**DATA TO USE:**
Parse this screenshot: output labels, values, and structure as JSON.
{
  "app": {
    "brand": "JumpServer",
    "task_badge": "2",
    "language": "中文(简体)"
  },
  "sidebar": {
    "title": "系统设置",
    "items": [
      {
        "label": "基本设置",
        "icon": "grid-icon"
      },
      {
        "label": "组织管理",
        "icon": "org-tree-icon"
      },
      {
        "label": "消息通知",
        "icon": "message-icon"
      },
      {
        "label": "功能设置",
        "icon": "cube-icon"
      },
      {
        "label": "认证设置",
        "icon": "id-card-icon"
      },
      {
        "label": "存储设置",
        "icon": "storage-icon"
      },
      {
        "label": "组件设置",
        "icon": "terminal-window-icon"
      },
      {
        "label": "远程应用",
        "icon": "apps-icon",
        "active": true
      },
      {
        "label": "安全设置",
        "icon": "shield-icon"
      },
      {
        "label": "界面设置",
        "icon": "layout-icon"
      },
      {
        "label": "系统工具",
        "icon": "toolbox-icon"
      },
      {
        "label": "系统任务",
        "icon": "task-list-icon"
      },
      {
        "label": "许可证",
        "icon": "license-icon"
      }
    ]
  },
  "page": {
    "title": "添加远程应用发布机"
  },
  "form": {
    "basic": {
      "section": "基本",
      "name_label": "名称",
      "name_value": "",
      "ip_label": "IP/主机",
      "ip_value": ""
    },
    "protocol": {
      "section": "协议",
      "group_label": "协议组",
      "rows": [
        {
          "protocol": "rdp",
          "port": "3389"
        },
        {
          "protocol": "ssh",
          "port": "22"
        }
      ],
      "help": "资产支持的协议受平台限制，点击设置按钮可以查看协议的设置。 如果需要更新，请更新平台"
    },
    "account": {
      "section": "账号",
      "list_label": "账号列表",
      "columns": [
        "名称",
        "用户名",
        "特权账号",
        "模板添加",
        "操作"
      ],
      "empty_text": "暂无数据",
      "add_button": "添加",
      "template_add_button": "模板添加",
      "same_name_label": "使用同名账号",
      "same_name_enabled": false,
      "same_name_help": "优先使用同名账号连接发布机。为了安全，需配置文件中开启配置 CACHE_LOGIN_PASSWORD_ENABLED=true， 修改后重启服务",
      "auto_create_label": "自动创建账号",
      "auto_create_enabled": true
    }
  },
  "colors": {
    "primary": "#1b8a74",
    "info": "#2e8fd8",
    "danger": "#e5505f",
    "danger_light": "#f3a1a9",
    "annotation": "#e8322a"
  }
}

**WHAT IS EXPECTED:** Each record above should be repeated exactly as it appears.

**COMPLETED TASK:**
Parse this screenshot: output labels, values, and structure as JSON.
{
  "app": {
    "brand": "JumpServer",
    "task_badge": "2",
    "language": "中文(简体)"
  },
  "sidebar": {
    "title": "系统设置",
    "items": [
      {
        "label": "基本设置",
        "icon": "grid-icon"
      },
      {
        "label": "组织管理",
        "icon": "org-tree-icon"
      },
      {
        "label": "消息通知",
        "icon": "message-icon"
      },
      {
        "label": "功能设置",
        "icon": "cube-icon"
      },
      {
        "label": "认证设置",
        "icon": "id-card-icon"
      },
      {
        "label": "存储设置",
        "icon": "storage-icon"
      },
      {
        "label": "组件设置",
        "icon": "terminal-window-icon"
      },
      {
        "label": "远程应用",
        "icon": "apps-icon",
        "active": true
      },
      {
        "label": "安全设置",
        "icon": "shield-icon"
      },
      {
        "label": "界面设置",
        "icon": "layout-icon"
      },
      {
        "label": "系统工具",
        "icon": "toolbox-icon"
      },
      {
        "label": "系统任务",
        "icon": "task-list-icon"
      },
      {
        "label": "许可证",
        "icon": "license-icon"
      }
    ]
  },
  "page": {
    "title": "添加远程应用发布机"
  },
  "form": {
    "basic": {
      "section": "基本",
      "name_label": "名称",
      "name_value": "",
      "ip_label": "IP/主机",
      "ip_value": ""
    },
    "protocol": {
      "section": "协议",
      "group_label": "协议组",
      "rows": [
        {
          "protocol": "rdp",
          "port": "3389"
        },
        {
          "protocol": "ssh",
          "port": "22"
        }
      ],
      "help": "资产支持的协议受平台限制，点击设置按钮可以查看协议的设置。 如果需要更新，请更新平台"
    },
    "account": {
      "section": "账号",
      "list_label": "账号列表",
      "columns": [
        "名称",
        "用户名",
        "特权账号",
        "模板添加",
        "操作"
      ],
      "empty_text": "暂无数据",
      "add_button": "添加",
      "template_add_button": "模板添加",
      "same_name_label": "使用同名账号",
      "same_name_enabled": false,
      "same_name_help": "优先使用同名账号连接发布机。为了安全，需配置文件中开启配置 CACHE_LOGIN_PASSWORD_ENABLED=true， 修改后重启服务",
      "auto_create_label": "自动创建账号",
      "auto_create_enabled": true
    }
  },
  "colors": {
    "primary": "#1b8a74",
    "info": "#2e8fd8",
    "danger": "#e5505f",
    "danger_light": "#f3a1a9",
    "annotation": "#e8322a"
  }
}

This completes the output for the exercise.